(WHAT YOU NEED TO DO) Each line should be copied exactly.

■ ■ ■ ■ ■

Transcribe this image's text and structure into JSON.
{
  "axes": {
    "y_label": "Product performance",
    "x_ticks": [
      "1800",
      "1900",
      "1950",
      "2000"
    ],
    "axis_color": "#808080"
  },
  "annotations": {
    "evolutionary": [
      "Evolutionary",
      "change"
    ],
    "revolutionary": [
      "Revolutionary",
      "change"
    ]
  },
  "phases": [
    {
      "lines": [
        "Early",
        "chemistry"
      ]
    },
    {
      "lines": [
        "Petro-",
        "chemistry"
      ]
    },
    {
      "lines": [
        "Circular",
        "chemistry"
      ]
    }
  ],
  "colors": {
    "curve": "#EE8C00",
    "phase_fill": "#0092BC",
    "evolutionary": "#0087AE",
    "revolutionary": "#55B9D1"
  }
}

■ ■ ■ ■ ■

(RESULT OF THIS EXERCISE)
Transcribe this image's text and structure into JSON.
{
  "axes": {
    "y_label": "Product performance",
    "x_ticks": [
      "1800",
      "1900",
      "1950",
      "2000"
    ],
    "axis_color": "#808080"
  },
  "annotations": {
    "evolutionary": [
      "Evolutionary",
      "change"
    ],
    "revolutionary": [
      "Revolutionary",
      "change"
    ]
  },
  "phases": [
    {
      "lines": [
        "Early",
        "chemistry"
      ]
    },
    {
      "lines": [
        "Petro-",
        "chemistry"
      ]
    },
    {
      "lines": [
        "Circular",
        "chemistry"
      ]
    }
  ],
  "colors": {
    "curve": "#EE8C00",
    "phase_fill": "#0092BC",
    "evolutionary": "#0087AE",
    "revolutionary": "#55B9D1"
  }
}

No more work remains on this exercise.